> [Exercise description]:
Show every line in the records below that contains the word "SOCIALE".

[Data records]
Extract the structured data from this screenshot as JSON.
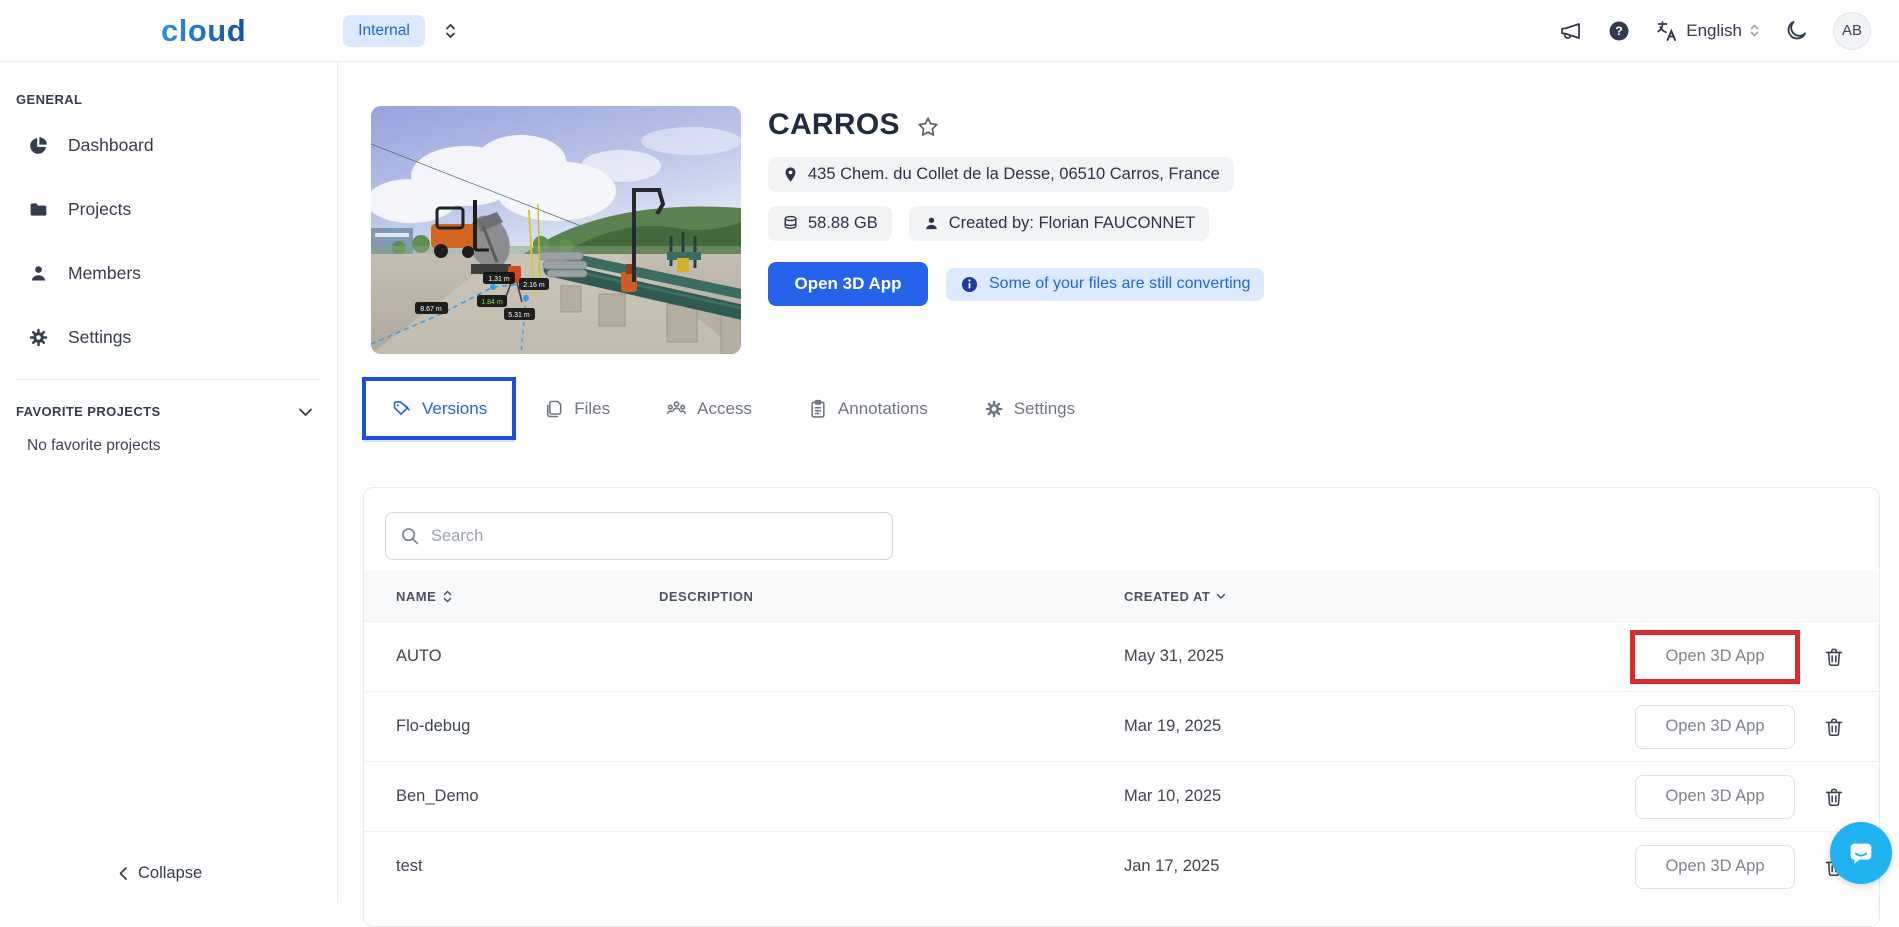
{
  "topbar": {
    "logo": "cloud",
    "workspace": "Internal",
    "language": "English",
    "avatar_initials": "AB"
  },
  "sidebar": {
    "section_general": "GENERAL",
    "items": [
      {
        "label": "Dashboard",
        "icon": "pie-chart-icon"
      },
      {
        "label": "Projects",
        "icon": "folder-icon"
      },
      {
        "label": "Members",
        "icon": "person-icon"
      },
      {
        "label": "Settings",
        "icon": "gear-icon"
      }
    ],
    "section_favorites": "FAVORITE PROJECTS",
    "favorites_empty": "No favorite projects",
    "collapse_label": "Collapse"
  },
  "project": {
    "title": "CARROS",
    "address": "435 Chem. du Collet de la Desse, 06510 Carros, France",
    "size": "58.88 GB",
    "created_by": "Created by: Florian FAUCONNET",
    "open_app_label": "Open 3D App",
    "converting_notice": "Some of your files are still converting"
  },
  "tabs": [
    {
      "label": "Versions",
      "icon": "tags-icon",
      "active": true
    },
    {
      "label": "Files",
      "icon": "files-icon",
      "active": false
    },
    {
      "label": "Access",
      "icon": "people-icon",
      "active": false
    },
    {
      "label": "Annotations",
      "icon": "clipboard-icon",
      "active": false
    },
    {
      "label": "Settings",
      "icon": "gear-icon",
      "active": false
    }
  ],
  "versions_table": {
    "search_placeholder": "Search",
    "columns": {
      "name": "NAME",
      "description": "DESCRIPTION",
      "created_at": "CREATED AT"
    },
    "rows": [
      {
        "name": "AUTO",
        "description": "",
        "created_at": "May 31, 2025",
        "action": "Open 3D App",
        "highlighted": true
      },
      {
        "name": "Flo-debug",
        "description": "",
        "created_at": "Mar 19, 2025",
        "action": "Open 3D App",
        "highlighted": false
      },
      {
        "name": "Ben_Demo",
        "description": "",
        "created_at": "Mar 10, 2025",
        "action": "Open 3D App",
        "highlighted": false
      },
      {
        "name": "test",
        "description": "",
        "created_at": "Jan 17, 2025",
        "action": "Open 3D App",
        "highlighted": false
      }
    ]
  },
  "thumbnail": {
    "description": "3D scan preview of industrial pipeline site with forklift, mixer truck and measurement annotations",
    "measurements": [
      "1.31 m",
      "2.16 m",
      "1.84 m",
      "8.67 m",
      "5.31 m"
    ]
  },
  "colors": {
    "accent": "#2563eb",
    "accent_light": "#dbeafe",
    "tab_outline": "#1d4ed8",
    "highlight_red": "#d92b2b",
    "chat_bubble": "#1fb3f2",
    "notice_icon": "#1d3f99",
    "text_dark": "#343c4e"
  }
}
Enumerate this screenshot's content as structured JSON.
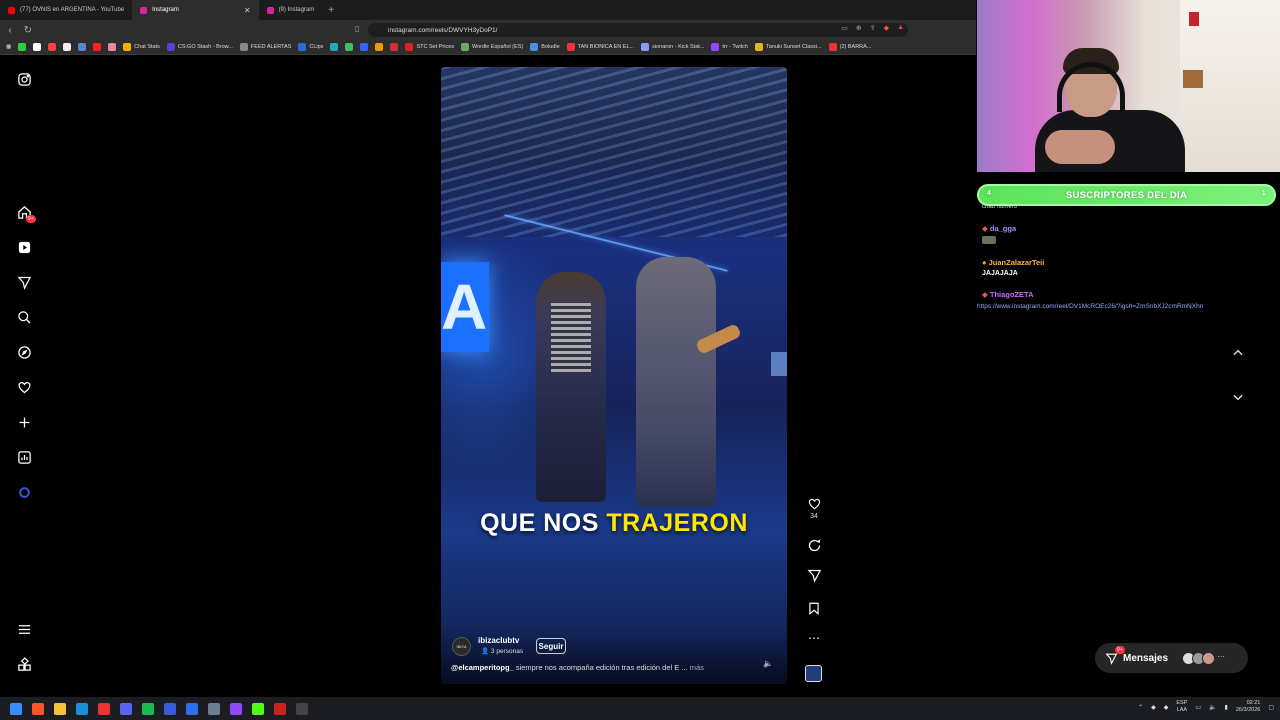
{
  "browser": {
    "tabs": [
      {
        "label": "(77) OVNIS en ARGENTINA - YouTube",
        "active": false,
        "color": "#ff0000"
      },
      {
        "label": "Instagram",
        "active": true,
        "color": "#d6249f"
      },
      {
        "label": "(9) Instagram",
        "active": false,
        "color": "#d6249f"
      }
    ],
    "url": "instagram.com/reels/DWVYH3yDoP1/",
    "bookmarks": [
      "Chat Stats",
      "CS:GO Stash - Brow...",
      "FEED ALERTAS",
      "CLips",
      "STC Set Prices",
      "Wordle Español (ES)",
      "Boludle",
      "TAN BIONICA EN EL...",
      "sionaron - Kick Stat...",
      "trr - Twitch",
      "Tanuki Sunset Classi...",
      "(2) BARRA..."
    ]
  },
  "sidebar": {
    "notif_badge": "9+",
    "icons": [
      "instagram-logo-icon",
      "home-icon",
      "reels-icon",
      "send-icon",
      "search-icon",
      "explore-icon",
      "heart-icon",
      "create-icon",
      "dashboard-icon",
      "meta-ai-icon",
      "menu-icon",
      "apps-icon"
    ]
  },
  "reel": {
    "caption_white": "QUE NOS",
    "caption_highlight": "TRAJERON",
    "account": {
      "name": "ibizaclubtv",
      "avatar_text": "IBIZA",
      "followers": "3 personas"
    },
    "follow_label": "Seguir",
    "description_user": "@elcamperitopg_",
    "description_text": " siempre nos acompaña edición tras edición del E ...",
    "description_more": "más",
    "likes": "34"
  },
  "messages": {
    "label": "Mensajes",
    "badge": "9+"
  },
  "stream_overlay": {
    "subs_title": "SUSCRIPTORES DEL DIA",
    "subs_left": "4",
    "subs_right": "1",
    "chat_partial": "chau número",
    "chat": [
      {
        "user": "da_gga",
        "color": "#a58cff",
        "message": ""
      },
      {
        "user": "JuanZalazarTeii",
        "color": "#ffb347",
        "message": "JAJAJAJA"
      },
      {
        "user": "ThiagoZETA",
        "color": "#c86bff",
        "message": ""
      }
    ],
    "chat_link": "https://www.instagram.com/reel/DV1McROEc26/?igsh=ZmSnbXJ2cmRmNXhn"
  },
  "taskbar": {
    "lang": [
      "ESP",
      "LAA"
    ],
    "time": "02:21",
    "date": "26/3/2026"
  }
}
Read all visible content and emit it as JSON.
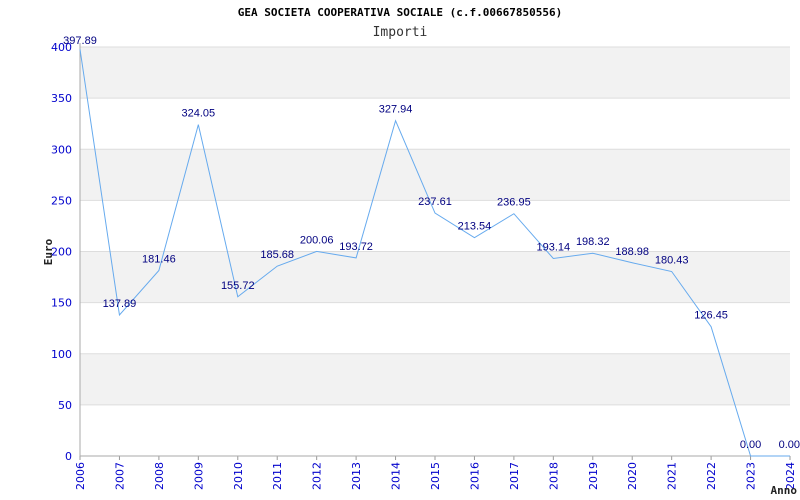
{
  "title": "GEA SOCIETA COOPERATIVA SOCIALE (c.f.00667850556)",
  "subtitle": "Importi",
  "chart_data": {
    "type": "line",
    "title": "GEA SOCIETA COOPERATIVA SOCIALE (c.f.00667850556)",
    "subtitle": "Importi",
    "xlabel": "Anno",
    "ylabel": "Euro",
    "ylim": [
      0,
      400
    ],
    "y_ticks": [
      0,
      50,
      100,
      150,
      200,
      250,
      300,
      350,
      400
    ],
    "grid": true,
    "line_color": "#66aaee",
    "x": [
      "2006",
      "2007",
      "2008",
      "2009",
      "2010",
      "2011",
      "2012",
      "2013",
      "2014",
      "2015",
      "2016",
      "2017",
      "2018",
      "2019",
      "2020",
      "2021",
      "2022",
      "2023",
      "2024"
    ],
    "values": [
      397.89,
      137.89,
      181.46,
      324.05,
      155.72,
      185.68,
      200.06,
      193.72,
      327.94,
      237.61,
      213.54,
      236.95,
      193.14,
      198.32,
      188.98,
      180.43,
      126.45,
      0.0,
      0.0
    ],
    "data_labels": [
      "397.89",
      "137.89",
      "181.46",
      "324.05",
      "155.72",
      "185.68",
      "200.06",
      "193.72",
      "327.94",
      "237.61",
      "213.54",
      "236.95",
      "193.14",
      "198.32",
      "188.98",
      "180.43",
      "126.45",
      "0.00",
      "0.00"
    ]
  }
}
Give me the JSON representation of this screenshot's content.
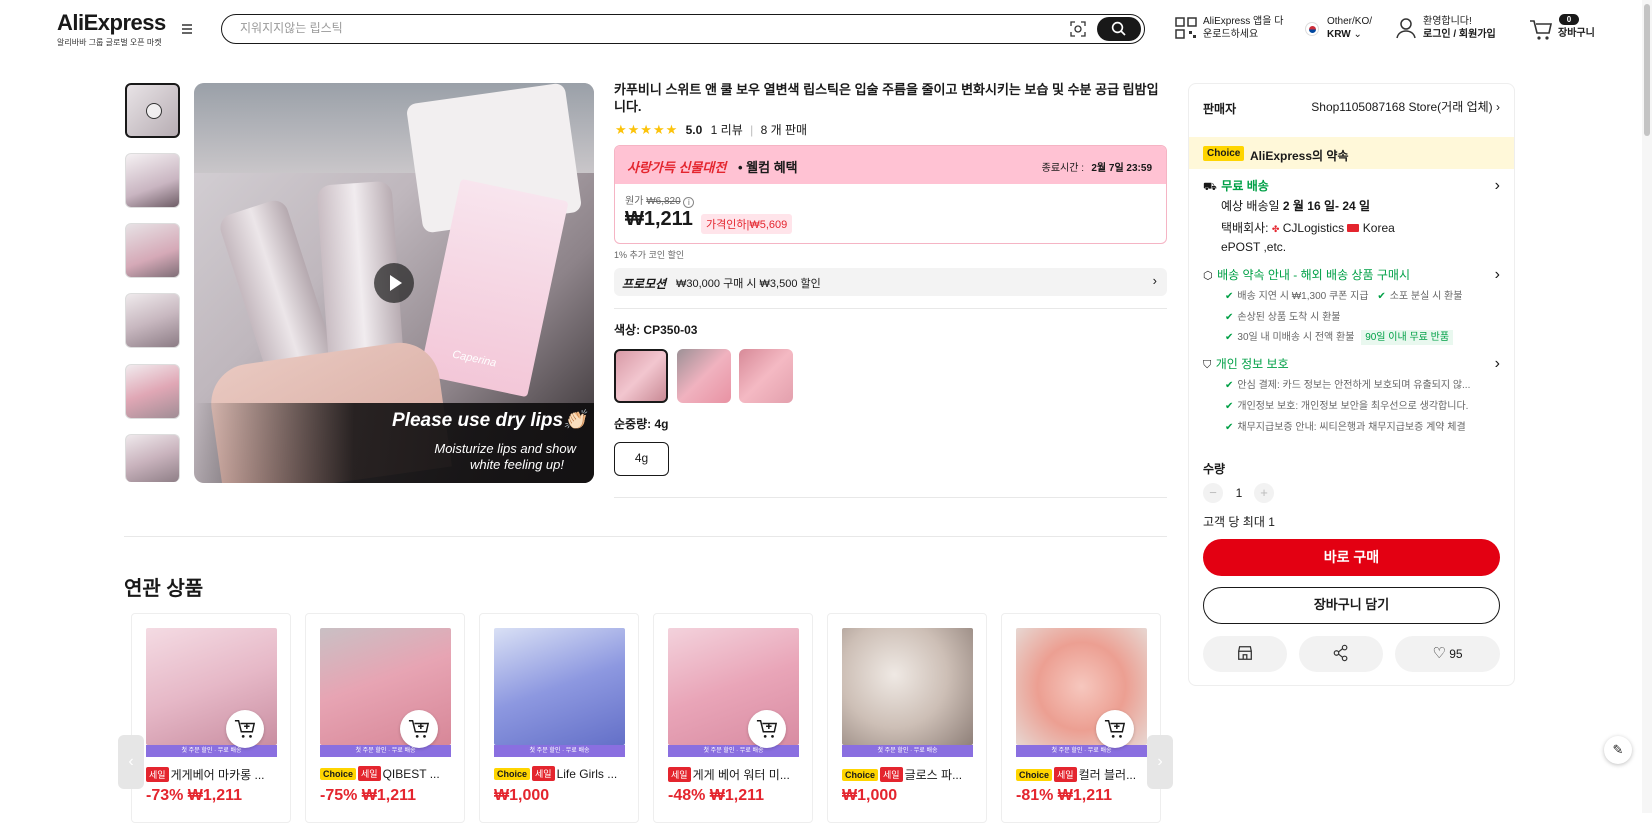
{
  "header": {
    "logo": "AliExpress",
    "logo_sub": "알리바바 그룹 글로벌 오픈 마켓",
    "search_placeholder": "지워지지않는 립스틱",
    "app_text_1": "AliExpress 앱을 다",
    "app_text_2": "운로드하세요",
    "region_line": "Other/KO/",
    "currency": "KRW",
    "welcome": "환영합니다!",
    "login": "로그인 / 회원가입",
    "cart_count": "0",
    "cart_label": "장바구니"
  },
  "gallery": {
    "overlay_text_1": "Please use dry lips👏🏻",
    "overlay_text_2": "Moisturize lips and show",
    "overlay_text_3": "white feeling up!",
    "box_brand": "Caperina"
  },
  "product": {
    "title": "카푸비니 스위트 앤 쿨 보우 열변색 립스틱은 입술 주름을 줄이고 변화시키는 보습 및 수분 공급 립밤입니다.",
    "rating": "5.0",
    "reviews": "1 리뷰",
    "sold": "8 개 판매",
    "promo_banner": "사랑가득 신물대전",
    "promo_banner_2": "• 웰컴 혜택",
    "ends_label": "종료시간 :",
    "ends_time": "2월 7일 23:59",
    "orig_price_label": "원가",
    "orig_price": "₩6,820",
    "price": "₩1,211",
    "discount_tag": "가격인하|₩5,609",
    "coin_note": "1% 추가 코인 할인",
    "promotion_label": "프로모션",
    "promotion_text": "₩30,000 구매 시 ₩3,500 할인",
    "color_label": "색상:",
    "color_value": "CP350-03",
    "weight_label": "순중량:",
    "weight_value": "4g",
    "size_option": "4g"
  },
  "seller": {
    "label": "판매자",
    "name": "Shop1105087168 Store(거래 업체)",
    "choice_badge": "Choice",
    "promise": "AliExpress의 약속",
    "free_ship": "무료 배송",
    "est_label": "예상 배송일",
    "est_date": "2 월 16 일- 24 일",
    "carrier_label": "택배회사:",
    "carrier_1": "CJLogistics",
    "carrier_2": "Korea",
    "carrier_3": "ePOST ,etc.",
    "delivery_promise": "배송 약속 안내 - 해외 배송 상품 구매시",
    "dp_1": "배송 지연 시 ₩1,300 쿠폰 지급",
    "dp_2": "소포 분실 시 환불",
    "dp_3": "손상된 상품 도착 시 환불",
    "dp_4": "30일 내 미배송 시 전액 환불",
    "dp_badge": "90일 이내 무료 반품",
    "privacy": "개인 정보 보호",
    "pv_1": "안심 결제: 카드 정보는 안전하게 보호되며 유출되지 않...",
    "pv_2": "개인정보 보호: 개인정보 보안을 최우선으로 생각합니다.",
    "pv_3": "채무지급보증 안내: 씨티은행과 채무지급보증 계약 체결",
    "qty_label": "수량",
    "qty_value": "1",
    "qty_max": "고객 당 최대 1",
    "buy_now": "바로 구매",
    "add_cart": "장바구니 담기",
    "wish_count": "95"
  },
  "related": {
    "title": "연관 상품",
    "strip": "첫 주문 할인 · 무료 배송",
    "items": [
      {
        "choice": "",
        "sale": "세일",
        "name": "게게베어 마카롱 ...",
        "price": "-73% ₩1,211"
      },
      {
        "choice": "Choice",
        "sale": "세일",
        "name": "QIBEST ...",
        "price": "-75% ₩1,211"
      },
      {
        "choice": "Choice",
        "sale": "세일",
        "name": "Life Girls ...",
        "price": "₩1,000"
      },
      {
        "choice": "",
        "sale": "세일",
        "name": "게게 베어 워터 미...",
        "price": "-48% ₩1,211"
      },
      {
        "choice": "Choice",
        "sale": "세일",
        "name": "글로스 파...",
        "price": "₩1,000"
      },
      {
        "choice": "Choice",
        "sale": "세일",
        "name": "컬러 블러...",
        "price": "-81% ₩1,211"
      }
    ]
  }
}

> [Response to this task]:
  "title": "GEA SOCIETA COOPERATIVA SOCIALE (c.f.00667850556)",
    "title": "GEA SOCIETA COOPERATIVA SOCIALE (c.f.00667850556)",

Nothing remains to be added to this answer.